#### Given instruction:
Repeat the material below exactly, line for line.

#### Exercise input:
** begin **

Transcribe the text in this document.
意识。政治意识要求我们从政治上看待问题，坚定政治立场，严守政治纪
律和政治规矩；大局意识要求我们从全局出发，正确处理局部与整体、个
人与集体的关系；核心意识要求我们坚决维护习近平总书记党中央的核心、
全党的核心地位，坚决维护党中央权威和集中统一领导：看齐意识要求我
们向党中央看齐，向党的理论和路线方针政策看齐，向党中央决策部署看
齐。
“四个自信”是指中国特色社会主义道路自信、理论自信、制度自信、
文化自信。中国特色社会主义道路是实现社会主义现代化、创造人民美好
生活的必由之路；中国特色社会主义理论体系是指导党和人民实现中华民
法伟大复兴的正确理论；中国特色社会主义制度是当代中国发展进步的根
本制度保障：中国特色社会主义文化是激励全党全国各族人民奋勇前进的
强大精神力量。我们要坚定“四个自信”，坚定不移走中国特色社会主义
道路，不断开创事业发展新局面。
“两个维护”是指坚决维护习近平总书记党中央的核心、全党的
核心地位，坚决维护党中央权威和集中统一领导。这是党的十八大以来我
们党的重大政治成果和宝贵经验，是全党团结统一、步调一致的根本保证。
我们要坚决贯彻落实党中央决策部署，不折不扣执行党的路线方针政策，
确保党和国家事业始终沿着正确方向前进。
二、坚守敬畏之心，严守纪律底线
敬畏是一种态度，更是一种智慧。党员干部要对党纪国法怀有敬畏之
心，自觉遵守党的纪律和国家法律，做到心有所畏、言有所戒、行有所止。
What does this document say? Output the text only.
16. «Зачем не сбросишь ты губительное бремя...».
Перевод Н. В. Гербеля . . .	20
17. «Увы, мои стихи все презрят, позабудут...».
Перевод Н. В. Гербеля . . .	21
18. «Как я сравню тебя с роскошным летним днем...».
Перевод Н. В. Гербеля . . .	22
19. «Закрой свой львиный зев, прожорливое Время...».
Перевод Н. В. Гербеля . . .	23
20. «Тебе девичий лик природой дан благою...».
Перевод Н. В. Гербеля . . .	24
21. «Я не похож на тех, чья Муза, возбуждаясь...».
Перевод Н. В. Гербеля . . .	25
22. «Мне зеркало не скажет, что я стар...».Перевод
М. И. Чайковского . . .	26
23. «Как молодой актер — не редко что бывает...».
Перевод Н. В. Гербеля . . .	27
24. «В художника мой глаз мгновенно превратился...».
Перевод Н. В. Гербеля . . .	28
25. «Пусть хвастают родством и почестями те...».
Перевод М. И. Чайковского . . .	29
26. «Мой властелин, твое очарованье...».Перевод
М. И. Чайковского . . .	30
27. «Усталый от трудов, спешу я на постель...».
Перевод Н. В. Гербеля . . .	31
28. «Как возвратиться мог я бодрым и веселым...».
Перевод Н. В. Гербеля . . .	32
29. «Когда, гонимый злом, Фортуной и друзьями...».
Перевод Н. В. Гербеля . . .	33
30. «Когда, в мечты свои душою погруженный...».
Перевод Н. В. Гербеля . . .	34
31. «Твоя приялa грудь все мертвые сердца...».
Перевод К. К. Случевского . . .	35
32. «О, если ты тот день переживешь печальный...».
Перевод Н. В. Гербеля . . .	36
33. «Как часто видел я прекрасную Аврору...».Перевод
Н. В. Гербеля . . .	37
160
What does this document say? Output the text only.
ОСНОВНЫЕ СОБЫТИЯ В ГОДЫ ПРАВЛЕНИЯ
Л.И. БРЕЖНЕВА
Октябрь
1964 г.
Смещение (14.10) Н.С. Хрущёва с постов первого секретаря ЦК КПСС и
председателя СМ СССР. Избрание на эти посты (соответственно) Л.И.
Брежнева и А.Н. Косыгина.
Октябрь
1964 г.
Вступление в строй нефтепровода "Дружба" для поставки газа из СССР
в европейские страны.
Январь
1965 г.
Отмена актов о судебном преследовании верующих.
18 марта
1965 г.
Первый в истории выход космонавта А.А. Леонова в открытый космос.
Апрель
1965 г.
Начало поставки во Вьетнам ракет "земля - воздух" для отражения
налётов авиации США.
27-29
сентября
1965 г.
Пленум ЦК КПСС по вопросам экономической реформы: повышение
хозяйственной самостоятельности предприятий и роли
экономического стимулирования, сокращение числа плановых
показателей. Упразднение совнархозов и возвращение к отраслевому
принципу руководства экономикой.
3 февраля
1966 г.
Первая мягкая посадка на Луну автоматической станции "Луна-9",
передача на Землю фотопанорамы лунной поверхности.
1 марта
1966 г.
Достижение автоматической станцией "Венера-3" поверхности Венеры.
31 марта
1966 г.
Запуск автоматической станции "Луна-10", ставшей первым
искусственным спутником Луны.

** end **

#### Response below:
Transcribe the text in this document.
意识。政治意识要求我们从政治上看待问题，坚定政治立场，严守政治纪
律和政治规矩；大局意识要求我们从全局出发，正确处理局部与整体、个
人与集体的关系；核心意识要求我们坚决维护习近平总书记党中央的核心、
全党的核心地位，坚决维护党中央权威和集中统一领导：看齐意识要求我
们向党中央看齐，向党的理论和路线方针政策看齐，向党中央决策部署看
齐。
“四个自信”是指中国特色社会主义道路自信、理论自信、制度自信、
文化自信。中国特色社会主义道路是实现社会主义现代化、创造人民美好
生活的必由之路；中国特色社会主义理论体系是指导党和人民实现中华民
法伟大复兴的正确理论；中国特色社会主义制度是当代中国发展进步的根
本制度保障：中国特色社会主义文化是激励全党全国各族人民奋勇前进的
强大精神力量。我们要坚定“四个自信”，坚定不移走中国特色社会主义
道路，不断开创事业发展新局面。
“两个维护”是指坚决维护习近平总书记党中央的核心、全党的
核心地位，坚决维护党中央权威和集中统一领导。这是党的十八大以来我
们党的重大政治成果和宝贵经验，是全党团结统一、步调一致的根本保证。
我们要坚决贯彻落实党中央决策部署，不折不扣执行党的路线方针政策，
确保党和国家事业始终沿着正确方向前进。
二、坚守敬畏之心，严守纪律底线
敬畏是一种态度，更是一种智慧。党员干部要对党纪国法怀有敬畏之
心，自觉遵守党的纪律和国家法律，做到心有所畏、言有所戒、行有所止。
What does this document say? Output the text only.
16. «Зачем не сбросишь ты губительное бремя...».
Перевод Н. В. Гербеля . . .	20
17. «Увы, мои стихи все презрят, позабудут...».
Перевод Н. В. Гербеля . . .	21
18. «Как я сравню тебя с роскошным летним днем...».
Перевод Н. В. Гербеля . . .	22
19. «Закрой свой львиный зев, прожорливое Время...».
Перевод Н. В. Гербеля . . .	23
20. «Тебе девичий лик природой дан благою...».
Перевод Н. В. Гербеля . . .	24
21. «Я не похож на тех, чья Муза, возбуждаясь...».
Перевод Н. В. Гербеля . . .	25
22. «Мне зеркало не скажет, что я стар...».Перевод
М. И. Чайковского . . .	26
23. «Как молодой актер — не редко что бывает...».
Перевод Н. В. Гербеля . . .	27
24. «В художника мой глаз мгновенно превратился...».
Перевод Н. В. Гербеля . . .	28
25. «Пусть хвастают родством и почестями те...».
Перевод М. И. Чайковского . . .	29
26. «Мой властелин, твое очарованье...».Перевод
М. И. Чайковского . . .	30
27. «Усталый от трудов, спешу я на постель...».
Перевод Н. В. Гербеля . . .	31
28. «Как возвратиться мог я бодрым и веселым...».
Перевод Н. В. Гербеля . . .	32
29. «Когда, гонимый злом, Фортуной и друзьями...».
Перевод Н. В. Гербеля . . .	33
30. «Когда, в мечты свои душою погруженный...».
Перевод Н. В. Гербеля . . .	34
31. «Твоя приялa грудь все мертвые сердца...».
Перевод К. К. Случевского . . .	35
32. «О, если ты тот день переживешь печальный...».
Перевод Н. В. Гербеля . . .	36
33. «Как часто видел я прекрасную Аврору...».Перевод
Н. В. Гербеля . . .	37
160
What does this document say? Output the text only.
ОСНОВНЫЕ СОБЫТИЯ В ГОДЫ ПРАВЛЕНИЯ
Л.И. БРЕЖНЕВА
Октябрь
1964 г.
Смещение (14.10) Н.С. Хрущёва с постов первого секретаря ЦК КПСС и
председателя СМ СССР. Избрание на эти посты (соответственно) Л.И.
Брежнева и А.Н. Косыгина.
Октябрь
1964 г.
Вступление в строй нефтепровода "Дружба" для поставки газа из СССР
в европейские страны.
Январь
1965 г.
Отмена актов о судебном преследовании верующих.
18 марта
1965 г.
Первый в истории выход космонавта А.А. Леонова в открытый космос.
Апрель
1965 г.
Начало поставки во Вьетнам ракет "земля - воздух" для отражения
налётов авиации США.
27-29
сентября
1965 г.
Пленум ЦК КПСС по вопросам экономической реформы: повышение
хозяйственной самостоятельности предприятий и роли
экономического стимулирования, сокращение числа плановых
показателей. Упразднение совнархозов и возвращение к отраслевому
принципу руководства экономикой.
3 февраля
1966 г.
Первая мягкая посадка на Луну автоматической станции "Луна-9",
передача на Землю фотопанорамы лунной поверхности.
1 марта
1966 г.
Достижение автоматической станцией "Венера-3" поверхности Венеры.
31 марта
1966 г.
Запуск автоматической станции "Луна-10", ставшей первым
искусственным спутником Луны.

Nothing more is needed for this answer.